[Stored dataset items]
-- Start --
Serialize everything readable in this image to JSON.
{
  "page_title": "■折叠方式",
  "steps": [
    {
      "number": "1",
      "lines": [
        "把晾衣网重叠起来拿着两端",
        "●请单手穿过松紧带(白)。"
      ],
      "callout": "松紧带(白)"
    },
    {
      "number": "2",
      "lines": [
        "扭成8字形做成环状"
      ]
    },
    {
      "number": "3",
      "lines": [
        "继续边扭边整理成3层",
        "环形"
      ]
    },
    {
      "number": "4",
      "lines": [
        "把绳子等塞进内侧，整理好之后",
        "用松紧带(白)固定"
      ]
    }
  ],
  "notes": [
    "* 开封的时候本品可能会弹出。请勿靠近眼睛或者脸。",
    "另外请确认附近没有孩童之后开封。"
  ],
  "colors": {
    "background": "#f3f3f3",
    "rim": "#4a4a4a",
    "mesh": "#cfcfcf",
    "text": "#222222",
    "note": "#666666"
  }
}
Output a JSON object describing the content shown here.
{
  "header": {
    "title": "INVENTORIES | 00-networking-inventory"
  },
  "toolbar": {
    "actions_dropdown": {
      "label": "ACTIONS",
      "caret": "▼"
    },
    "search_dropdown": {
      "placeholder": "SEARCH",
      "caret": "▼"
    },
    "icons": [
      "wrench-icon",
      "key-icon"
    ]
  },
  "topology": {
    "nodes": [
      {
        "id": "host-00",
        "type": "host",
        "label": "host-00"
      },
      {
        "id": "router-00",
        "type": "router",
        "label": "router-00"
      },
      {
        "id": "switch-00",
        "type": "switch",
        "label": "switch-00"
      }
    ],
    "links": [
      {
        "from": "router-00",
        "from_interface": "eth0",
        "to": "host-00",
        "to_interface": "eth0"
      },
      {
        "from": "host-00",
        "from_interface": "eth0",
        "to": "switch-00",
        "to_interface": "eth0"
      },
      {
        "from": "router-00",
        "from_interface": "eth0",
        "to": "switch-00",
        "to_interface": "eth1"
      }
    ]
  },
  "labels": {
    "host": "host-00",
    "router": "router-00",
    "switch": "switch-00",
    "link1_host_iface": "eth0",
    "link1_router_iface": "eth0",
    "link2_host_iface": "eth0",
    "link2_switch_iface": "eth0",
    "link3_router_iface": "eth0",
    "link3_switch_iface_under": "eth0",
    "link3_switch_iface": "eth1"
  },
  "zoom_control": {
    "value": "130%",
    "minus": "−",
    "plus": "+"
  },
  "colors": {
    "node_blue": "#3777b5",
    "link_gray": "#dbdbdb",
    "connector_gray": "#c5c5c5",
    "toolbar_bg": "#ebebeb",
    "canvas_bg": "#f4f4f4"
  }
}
-- End --
_THE REQUEST_:
Provide an exact reproduction of all the entries shown above.

_COMPLETE ANSWER_:
Serialize everything readable in this image to JSON.
{
  "page_title": "■折叠方式",
  "steps": [
    {
      "number": "1",
      "lines": [
        "把晾衣网重叠起来拿着两端",
        "●请单手穿过松紧带(白)。"
      ],
      "callout": "松紧带(白)"
    },
    {
      "number": "2",
      "lines": [
        "扭成8字形做成环状"
      ]
    },
    {
      "number": "3",
      "lines": [
        "继续边扭边整理成3层",
        "环形"
      ]
    },
    {
      "number": "4",
      "lines": [
        "把绳子等塞进内侧，整理好之后",
        "用松紧带(白)固定"
      ]
    }
  ],
  "notes": [
    "* 开封的时候本品可能会弹出。请勿靠近眼睛或者脸。",
    "另外请确认附近没有孩童之后开封。"
  ],
  "colors": {
    "background": "#f3f3f3",
    "rim": "#4a4a4a",
    "mesh": "#cfcfcf",
    "text": "#222222",
    "note": "#666666"
  }
}
Output a JSON object describing the content shown here.
{
  "header": {
    "title": "INVENTORIES | 00-networking-inventory"
  },
  "toolbar": {
    "actions_dropdown": {
      "label": "ACTIONS",
      "caret": "▼"
    },
    "search_dropdown": {
      "placeholder": "SEARCH",
      "caret": "▼"
    },
    "icons": [
      "wrench-icon",
      "key-icon"
    ]
  },
  "topology": {
    "nodes": [
      {
        "id": "host-00",
        "type": "host",
        "label": "host-00"
      },
      {
        "id": "router-00",
        "type": "router",
        "label": "router-00"
      },
      {
        "id": "switch-00",
        "type": "switch",
        "label": "switch-00"
      }
    ],
    "links": [
      {
        "from": "router-00",
        "from_interface": "eth0",
        "to": "host-00",
        "to_interface": "eth0"
      },
      {
        "from": "host-00",
        "from_interface": "eth0",
        "to": "switch-00",
        "to_interface": "eth0"
      },
      {
        "from": "router-00",
        "from_interface": "eth0",
        "to": "switch-00",
        "to_interface": "eth1"
      }
    ]
  },
  "labels": {
    "host": "host-00",
    "router": "router-00",
    "switch": "switch-00",
    "link1_host_iface": "eth0",
    "link1_router_iface": "eth0",
    "link2_host_iface": "eth0",
    "link2_switch_iface": "eth0",
    "link3_router_iface": "eth0",
    "link3_switch_iface_under": "eth0",
    "link3_switch_iface": "eth1"
  },
  "zoom_control": {
    "value": "130%",
    "minus": "−",
    "plus": "+"
  },
  "colors": {
    "node_blue": "#3777b5",
    "link_gray": "#dbdbdb",
    "connector_gray": "#c5c5c5",
    "toolbar_bg": "#ebebeb",
    "canvas_bg": "#f4f4f4"
  }
}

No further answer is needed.